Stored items
— Start —

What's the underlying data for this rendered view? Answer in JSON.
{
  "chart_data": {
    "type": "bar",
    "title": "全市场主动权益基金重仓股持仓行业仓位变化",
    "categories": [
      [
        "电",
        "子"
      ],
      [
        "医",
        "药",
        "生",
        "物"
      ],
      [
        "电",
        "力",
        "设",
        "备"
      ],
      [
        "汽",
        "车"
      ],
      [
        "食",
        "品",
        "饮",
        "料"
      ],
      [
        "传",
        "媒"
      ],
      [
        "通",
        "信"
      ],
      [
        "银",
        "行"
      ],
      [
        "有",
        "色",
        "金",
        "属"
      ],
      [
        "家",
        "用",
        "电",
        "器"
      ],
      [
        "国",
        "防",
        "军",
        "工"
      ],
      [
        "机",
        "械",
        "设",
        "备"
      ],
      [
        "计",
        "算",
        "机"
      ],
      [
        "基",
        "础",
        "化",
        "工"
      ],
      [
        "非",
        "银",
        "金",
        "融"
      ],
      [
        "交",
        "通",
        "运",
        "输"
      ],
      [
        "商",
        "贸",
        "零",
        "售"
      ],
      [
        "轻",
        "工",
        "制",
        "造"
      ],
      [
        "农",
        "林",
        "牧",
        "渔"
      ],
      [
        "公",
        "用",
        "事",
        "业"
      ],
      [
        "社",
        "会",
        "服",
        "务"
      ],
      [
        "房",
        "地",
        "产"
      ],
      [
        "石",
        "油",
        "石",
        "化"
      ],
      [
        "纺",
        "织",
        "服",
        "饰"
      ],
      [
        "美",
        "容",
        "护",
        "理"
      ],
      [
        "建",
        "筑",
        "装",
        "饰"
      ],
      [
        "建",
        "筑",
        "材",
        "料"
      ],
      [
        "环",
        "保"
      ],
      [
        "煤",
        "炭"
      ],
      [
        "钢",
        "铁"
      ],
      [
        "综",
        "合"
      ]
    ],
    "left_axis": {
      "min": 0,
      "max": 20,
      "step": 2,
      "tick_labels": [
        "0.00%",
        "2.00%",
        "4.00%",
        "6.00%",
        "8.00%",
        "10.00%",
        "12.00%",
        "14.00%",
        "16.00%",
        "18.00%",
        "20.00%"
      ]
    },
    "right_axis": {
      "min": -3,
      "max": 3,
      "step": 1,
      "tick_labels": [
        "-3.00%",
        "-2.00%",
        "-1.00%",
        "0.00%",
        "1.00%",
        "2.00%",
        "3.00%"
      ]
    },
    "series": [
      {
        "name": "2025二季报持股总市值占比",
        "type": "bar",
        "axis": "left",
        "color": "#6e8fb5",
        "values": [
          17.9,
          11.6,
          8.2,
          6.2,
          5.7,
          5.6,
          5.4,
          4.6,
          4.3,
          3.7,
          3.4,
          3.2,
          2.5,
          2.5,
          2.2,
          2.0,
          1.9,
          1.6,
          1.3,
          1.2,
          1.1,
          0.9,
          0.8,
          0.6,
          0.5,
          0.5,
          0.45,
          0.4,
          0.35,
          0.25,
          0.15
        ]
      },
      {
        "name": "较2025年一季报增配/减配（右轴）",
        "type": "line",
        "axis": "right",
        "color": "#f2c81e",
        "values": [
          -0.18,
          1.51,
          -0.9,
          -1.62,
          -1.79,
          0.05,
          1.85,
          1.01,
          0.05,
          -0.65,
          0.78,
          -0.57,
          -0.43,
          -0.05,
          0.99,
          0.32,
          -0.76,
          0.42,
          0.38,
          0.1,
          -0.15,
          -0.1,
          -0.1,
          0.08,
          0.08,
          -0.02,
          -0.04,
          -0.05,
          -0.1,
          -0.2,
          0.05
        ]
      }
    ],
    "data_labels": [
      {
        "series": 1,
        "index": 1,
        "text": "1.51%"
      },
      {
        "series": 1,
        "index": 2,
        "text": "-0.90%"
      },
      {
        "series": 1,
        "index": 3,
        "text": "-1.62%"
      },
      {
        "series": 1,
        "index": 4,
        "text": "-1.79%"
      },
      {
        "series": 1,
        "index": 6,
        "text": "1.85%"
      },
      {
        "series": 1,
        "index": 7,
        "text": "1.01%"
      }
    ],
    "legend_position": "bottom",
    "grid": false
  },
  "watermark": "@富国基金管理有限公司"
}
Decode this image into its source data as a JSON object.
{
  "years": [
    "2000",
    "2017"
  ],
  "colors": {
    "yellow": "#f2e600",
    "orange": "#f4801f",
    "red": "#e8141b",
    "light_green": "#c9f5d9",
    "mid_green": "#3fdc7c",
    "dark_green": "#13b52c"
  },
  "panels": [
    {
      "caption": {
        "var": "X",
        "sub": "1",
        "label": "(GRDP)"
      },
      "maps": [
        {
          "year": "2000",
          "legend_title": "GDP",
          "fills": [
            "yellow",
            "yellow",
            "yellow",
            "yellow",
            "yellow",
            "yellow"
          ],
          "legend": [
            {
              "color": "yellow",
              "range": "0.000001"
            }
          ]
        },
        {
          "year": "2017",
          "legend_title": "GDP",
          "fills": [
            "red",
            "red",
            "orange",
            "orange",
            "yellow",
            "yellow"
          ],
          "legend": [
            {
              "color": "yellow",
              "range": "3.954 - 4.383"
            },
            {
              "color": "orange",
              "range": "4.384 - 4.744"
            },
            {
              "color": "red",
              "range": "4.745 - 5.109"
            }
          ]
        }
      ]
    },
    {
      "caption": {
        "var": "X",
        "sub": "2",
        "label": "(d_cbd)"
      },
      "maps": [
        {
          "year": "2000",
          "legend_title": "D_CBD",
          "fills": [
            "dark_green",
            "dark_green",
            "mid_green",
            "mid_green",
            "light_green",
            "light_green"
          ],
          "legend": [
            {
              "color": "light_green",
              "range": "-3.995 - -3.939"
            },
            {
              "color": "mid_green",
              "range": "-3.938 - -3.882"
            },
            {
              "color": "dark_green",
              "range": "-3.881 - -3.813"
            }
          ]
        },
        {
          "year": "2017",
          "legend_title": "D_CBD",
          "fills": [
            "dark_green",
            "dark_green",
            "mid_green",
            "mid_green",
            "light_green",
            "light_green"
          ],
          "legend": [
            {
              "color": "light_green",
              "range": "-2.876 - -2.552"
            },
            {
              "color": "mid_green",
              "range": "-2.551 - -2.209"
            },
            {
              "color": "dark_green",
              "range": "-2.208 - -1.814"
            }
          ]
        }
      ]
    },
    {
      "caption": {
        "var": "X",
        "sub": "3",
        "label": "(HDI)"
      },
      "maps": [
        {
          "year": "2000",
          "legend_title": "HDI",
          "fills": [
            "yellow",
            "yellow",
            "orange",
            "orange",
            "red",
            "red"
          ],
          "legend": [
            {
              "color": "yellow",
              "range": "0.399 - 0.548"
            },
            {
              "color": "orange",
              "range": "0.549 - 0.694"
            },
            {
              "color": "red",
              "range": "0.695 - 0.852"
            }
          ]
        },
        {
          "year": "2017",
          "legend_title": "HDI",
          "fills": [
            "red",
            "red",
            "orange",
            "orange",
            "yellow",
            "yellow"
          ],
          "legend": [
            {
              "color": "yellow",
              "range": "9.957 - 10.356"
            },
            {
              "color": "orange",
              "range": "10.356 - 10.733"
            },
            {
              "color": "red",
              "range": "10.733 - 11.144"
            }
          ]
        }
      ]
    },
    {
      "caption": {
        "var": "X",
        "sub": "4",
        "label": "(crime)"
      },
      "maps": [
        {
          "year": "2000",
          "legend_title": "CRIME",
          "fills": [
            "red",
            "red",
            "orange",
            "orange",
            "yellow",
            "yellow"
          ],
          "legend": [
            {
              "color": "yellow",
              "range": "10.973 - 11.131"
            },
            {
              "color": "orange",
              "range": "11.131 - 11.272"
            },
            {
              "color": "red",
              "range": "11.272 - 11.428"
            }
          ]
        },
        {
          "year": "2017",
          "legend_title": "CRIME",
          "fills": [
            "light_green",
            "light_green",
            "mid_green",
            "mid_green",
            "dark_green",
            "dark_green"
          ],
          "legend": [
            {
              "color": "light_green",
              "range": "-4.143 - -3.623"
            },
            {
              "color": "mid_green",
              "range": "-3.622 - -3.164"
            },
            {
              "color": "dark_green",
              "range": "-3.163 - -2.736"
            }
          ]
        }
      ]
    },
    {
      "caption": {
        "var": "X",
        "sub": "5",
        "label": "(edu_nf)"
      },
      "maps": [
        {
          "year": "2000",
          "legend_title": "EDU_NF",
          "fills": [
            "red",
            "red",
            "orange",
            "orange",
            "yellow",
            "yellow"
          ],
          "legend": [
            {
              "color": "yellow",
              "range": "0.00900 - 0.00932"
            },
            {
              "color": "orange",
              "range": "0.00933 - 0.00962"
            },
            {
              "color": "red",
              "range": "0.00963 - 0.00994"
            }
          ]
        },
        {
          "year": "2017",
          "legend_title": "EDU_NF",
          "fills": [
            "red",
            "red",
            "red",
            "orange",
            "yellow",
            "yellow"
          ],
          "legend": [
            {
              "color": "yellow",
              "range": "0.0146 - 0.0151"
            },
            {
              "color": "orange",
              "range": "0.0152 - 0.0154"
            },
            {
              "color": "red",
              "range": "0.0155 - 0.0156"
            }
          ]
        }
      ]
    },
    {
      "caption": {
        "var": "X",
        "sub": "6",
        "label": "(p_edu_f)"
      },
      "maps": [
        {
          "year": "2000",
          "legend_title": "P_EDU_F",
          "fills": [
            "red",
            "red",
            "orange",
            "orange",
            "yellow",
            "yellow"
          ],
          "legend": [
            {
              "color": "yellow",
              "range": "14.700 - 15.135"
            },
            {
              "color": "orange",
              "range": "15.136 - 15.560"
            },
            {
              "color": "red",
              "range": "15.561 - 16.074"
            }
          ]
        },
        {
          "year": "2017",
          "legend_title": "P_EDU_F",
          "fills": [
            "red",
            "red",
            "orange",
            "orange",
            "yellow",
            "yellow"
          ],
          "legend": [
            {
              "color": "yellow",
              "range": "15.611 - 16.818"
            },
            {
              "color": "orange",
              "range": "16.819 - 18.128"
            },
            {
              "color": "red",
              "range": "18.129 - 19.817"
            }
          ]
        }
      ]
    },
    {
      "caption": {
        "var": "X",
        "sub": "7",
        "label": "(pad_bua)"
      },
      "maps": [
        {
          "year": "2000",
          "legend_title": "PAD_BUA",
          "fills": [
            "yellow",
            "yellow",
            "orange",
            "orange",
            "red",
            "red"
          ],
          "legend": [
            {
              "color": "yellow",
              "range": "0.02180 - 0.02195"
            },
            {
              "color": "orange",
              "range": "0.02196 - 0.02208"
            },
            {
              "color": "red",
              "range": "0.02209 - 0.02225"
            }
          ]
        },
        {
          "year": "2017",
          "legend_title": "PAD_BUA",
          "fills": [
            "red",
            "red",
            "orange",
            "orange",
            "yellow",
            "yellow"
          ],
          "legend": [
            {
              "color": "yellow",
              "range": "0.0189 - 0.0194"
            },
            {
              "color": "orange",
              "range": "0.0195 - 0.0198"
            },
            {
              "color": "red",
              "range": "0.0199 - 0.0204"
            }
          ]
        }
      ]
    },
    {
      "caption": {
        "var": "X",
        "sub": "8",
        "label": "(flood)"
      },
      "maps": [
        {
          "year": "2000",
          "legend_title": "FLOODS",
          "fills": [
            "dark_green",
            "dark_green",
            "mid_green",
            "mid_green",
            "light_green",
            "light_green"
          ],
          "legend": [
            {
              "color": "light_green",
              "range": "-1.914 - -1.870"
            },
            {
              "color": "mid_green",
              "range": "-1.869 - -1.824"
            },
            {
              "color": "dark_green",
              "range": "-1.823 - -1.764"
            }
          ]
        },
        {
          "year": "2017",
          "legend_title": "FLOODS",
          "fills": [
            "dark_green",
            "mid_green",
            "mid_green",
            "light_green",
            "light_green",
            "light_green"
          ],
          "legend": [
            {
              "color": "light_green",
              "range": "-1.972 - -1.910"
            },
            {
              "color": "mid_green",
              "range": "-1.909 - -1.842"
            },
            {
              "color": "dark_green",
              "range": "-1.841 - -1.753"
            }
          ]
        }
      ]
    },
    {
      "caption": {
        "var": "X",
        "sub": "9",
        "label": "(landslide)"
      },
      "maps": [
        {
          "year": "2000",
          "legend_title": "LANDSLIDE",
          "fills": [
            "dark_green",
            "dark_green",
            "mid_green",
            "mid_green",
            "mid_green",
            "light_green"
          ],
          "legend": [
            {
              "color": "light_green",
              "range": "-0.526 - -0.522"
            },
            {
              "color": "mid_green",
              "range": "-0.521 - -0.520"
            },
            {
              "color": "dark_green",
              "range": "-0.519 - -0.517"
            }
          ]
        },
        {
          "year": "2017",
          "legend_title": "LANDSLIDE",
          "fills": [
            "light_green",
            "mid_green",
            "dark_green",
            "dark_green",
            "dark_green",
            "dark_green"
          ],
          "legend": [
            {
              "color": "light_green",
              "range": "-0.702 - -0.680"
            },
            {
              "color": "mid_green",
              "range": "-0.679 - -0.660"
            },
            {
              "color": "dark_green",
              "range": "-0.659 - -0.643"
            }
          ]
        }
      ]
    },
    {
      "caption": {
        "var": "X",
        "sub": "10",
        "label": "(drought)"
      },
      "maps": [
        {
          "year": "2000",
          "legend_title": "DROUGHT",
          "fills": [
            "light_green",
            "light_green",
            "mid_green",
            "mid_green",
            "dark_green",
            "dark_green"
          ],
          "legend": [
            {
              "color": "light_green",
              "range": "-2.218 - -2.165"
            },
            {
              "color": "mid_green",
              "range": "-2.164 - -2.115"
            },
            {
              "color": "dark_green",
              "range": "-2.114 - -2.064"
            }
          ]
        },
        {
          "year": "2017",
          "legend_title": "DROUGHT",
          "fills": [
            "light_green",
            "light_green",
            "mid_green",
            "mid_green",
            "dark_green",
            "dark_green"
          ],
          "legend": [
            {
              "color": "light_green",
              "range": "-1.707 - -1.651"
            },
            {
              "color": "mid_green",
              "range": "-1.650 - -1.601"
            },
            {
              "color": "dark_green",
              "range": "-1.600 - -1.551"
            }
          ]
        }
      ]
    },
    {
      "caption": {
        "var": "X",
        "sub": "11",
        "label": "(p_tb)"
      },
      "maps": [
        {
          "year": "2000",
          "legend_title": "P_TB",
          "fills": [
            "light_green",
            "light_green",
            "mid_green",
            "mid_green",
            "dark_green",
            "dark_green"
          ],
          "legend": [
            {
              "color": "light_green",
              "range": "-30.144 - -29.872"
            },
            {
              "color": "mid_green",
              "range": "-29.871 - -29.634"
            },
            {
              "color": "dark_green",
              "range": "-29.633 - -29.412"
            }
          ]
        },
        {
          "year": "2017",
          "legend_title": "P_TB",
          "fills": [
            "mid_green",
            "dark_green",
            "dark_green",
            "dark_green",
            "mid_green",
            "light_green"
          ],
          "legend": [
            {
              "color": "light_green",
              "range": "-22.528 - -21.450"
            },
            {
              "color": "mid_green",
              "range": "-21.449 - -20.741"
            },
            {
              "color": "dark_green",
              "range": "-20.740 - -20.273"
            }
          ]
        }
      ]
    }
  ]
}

— End —

Aim of the task> Scan the records above for the string "this", then select every line that holds it.

The response>
What's the underlying data for this rendered view? Answer in JSON.
Decode this image into its source data as a JSON object.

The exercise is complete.